* **What is being asked**
Please output the lines shown below exactly as they appear.

----

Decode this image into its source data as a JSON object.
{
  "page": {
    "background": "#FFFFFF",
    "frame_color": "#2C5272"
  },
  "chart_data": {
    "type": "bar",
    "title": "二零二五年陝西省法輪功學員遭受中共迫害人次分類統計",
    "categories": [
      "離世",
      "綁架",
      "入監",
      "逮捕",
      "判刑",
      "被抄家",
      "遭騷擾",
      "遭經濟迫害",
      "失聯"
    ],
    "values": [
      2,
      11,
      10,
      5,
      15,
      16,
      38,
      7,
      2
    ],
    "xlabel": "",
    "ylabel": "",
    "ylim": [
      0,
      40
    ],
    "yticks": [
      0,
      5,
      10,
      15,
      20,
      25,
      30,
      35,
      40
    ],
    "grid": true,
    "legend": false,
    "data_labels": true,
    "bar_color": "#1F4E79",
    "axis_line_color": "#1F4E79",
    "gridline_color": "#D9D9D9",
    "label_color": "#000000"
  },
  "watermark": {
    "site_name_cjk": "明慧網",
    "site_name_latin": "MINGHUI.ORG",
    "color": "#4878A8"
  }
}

----

* **Task solution**
Decode this image into its source data as a JSON object.
{
  "page": {
    "background": "#FFFFFF",
    "frame_color": "#2C5272"
  },
  "chart_data": {
    "type": "bar",
    "title": "二零二五年陝西省法輪功學員遭受中共迫害人次分類統計",
    "categories": [
      "離世",
      "綁架",
      "入監",
      "逮捕",
      "判刑",
      "被抄家",
      "遭騷擾",
      "遭經濟迫害",
      "失聯"
    ],
    "values": [
      2,
      11,
      10,
      5,
      15,
      16,
      38,
      7,
      2
    ],
    "xlabel": "",
    "ylabel": "",
    "ylim": [
      0,
      40
    ],
    "yticks": [
      0,
      5,
      10,
      15,
      20,
      25,
      30,
      35,
      40
    ],
    "grid": true,
    "legend": false,
    "data_labels": true,
    "bar_color": "#1F4E79",
    "axis_line_color": "#1F4E79",
    "gridline_color": "#D9D9D9",
    "label_color": "#000000"
  },
  "watermark": {
    "site_name_cjk": "明慧網",
    "site_name_latin": "MINGHUI.ORG",
    "color": "#4878A8"
  }
}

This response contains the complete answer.